--- BEGIN Data shown ---
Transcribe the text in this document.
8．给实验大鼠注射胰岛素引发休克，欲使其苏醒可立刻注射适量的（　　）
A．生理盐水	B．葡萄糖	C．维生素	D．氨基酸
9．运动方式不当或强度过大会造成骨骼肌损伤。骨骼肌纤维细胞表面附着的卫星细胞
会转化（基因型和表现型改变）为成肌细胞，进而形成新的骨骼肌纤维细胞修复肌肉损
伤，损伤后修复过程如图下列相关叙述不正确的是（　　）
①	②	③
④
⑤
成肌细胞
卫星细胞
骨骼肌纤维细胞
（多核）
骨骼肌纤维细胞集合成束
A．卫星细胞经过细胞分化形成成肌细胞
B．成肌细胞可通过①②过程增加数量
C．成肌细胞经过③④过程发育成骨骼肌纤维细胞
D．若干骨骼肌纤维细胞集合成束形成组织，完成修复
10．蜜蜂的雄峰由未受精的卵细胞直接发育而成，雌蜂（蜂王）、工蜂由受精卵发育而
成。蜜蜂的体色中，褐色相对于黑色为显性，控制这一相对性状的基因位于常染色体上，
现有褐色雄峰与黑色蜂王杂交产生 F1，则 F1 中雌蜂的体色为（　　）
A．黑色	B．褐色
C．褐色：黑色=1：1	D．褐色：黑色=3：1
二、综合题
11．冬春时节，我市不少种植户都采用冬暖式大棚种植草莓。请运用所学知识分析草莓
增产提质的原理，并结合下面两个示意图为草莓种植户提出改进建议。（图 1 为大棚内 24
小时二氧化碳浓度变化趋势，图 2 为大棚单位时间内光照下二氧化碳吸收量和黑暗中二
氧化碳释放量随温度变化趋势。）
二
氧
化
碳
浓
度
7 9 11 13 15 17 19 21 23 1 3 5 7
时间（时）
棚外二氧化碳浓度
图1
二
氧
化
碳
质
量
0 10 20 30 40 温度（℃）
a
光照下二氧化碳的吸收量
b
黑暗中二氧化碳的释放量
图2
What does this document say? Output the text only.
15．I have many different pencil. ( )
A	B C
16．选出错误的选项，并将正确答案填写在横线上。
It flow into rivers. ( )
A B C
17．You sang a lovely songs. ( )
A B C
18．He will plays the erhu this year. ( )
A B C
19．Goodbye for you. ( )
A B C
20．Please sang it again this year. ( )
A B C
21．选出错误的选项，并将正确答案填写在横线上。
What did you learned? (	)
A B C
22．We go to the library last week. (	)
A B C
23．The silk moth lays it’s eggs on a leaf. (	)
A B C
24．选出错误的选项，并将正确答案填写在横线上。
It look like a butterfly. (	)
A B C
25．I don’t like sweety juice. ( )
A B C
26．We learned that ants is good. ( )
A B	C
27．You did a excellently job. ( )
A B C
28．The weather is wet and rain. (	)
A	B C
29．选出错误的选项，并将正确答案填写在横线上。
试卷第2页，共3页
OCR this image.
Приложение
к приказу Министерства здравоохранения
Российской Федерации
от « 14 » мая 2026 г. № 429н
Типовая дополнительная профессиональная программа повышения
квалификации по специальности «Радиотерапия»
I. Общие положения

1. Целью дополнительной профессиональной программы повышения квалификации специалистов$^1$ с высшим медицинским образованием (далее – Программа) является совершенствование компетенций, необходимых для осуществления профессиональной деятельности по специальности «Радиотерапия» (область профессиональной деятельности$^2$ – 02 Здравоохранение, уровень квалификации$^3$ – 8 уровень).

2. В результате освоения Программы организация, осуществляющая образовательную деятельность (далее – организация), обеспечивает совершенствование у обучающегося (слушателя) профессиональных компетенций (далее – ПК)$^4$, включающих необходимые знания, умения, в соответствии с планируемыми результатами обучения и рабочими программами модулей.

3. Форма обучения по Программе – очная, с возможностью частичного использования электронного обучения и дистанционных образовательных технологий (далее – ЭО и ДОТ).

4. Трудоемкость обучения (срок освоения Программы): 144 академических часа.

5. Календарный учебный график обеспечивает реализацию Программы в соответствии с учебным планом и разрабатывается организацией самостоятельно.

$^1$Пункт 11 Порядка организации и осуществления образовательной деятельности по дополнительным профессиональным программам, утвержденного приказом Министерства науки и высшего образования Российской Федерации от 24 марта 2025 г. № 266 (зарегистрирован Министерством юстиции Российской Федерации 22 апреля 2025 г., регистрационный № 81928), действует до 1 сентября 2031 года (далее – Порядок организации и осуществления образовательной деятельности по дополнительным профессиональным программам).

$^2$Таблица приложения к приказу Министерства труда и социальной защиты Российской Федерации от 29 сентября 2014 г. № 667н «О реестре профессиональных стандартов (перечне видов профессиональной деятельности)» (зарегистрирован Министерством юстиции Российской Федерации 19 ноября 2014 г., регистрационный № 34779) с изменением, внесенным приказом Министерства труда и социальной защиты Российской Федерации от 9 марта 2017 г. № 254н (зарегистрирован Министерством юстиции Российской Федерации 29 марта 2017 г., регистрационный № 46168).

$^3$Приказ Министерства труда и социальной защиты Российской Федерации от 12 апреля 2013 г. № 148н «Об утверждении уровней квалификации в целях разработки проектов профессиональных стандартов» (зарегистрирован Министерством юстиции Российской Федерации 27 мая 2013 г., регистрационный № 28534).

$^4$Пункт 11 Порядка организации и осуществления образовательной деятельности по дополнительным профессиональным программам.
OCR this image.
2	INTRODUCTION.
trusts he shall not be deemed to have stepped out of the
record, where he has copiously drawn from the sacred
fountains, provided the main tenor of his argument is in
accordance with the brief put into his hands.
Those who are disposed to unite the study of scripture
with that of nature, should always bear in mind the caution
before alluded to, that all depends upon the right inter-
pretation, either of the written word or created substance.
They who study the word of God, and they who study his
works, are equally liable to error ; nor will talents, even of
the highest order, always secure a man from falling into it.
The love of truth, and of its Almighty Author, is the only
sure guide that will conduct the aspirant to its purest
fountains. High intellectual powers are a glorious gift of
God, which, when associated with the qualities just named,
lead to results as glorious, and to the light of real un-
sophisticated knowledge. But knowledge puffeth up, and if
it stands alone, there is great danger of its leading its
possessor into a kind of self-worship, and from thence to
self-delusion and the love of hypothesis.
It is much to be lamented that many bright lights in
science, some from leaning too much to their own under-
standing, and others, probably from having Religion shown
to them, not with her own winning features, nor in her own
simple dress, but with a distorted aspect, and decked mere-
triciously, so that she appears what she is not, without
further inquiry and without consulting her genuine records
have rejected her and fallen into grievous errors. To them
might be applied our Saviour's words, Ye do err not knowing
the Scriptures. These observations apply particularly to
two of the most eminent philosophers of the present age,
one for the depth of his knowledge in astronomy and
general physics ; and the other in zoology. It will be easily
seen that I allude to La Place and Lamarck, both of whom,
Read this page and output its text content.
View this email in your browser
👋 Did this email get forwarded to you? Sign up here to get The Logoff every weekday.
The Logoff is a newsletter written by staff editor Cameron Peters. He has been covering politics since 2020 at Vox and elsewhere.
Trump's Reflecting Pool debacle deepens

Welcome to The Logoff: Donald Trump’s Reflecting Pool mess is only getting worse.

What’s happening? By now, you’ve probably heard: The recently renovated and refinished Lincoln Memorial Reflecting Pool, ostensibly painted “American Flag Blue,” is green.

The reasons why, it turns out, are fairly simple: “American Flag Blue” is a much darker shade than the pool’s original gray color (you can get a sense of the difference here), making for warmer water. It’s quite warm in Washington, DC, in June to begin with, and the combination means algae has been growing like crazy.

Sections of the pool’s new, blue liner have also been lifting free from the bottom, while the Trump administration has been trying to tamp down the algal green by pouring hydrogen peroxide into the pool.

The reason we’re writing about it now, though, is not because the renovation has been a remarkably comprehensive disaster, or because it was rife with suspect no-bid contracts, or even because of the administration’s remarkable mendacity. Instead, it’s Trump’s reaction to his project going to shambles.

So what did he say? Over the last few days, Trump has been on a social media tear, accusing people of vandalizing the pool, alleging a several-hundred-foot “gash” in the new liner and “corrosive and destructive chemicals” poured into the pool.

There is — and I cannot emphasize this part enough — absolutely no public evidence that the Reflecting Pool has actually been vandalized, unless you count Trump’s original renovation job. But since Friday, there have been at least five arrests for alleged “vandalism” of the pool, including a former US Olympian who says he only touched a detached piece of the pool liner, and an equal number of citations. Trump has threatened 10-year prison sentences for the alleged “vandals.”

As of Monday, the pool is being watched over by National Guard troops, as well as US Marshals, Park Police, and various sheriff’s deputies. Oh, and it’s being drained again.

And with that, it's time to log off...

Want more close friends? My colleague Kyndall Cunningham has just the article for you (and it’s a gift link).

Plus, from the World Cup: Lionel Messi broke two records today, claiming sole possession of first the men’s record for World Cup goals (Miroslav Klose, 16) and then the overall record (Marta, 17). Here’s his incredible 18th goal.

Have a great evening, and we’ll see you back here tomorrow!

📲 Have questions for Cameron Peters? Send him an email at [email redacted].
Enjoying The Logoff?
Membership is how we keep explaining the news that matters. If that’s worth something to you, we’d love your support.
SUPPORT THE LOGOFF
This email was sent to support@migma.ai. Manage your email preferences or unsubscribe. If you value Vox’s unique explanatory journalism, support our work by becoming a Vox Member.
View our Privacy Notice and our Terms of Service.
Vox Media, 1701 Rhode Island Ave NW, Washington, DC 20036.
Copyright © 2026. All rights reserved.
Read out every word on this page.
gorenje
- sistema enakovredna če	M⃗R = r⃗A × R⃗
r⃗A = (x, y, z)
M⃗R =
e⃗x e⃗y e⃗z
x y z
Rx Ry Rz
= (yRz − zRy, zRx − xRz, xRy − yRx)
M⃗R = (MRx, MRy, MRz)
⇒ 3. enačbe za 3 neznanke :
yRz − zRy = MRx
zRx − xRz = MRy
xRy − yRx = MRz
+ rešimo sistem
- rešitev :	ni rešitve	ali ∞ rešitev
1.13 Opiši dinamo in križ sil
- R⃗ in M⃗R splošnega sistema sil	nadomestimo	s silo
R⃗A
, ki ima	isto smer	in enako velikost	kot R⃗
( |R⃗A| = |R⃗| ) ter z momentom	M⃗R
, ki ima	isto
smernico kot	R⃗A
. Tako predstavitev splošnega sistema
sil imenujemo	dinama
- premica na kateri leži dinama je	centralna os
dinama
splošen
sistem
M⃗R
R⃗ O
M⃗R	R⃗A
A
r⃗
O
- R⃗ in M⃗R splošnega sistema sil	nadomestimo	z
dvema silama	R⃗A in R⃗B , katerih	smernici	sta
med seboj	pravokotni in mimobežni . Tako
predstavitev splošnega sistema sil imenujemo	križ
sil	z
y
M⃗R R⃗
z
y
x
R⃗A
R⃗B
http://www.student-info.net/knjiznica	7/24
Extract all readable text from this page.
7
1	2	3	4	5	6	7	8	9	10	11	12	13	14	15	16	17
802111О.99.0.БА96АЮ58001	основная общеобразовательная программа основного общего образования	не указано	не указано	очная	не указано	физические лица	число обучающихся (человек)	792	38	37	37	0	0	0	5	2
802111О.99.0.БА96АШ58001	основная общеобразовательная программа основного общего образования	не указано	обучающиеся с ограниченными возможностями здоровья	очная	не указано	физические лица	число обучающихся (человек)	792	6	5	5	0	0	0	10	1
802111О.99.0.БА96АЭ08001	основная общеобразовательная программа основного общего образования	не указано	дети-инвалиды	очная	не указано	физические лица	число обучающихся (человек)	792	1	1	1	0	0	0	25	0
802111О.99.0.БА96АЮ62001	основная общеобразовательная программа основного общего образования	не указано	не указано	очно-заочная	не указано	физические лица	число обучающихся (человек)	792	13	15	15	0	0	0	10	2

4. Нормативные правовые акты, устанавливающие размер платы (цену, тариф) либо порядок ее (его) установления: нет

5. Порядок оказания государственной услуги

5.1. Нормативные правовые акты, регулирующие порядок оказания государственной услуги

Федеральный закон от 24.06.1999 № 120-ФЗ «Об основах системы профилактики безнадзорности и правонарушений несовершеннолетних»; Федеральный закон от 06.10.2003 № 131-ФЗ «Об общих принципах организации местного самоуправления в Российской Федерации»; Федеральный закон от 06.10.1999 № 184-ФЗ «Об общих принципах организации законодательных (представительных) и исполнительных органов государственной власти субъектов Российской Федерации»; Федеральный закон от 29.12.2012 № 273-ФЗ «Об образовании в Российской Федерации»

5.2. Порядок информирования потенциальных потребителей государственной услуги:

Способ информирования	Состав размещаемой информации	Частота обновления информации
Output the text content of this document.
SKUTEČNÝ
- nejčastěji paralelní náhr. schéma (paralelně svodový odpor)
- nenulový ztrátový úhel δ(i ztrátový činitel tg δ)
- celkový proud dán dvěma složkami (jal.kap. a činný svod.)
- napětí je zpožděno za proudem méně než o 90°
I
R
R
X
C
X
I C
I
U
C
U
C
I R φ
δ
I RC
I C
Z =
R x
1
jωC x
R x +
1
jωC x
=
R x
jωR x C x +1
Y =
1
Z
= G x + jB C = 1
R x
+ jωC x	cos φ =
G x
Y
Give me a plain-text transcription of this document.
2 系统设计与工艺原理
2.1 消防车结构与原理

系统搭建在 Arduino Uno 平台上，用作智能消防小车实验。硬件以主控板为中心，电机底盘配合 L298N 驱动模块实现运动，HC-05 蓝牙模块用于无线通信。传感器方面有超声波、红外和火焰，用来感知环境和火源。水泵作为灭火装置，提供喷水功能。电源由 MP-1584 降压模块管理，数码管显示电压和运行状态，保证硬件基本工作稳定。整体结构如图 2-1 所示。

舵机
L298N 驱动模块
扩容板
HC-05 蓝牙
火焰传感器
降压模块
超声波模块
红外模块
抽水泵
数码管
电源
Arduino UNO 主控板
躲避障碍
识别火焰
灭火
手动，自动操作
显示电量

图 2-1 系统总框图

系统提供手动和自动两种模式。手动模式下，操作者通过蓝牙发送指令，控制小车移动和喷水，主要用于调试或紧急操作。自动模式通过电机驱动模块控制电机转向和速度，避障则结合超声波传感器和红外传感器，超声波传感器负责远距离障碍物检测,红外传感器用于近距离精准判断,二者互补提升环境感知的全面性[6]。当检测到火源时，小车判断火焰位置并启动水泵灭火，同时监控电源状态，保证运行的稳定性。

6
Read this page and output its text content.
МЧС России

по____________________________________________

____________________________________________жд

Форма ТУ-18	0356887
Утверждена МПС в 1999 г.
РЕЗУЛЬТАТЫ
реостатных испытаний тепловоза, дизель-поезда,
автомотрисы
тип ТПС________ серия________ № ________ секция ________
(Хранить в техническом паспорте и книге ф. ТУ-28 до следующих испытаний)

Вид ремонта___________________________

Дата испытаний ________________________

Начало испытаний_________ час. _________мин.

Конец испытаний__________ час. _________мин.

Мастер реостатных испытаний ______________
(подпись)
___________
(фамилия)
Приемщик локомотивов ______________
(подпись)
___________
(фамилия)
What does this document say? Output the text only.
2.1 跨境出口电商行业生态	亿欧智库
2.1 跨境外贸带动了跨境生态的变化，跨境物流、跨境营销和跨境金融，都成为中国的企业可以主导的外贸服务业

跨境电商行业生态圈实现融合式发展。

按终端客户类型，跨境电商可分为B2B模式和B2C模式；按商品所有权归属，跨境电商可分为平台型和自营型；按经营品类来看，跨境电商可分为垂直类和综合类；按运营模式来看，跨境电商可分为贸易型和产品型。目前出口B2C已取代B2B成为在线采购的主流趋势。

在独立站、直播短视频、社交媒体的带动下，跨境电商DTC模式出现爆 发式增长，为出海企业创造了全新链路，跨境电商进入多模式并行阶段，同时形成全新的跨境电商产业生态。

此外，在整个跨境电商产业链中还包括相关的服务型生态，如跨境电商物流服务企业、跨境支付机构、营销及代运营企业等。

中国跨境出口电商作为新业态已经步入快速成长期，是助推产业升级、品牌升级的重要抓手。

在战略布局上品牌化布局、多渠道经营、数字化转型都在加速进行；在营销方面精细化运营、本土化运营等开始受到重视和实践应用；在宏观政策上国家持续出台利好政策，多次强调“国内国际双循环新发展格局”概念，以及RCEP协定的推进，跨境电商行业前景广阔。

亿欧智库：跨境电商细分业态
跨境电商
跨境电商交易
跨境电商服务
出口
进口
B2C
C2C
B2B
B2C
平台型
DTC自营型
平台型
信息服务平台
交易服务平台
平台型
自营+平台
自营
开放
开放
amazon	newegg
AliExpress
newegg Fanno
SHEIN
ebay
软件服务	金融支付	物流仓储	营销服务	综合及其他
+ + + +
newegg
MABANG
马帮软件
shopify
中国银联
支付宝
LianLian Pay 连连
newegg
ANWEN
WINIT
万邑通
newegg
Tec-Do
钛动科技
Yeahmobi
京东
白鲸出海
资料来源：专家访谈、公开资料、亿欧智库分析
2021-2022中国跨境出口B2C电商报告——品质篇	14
--- END Data shown ---
▶ _Challenge_:
For the listing above, identify each line bearing "page".

▶ _Solution_:
Read this page and output its text content.
Read out every word on this page.
Extract all readable text from this page.
Read this page and output its text content.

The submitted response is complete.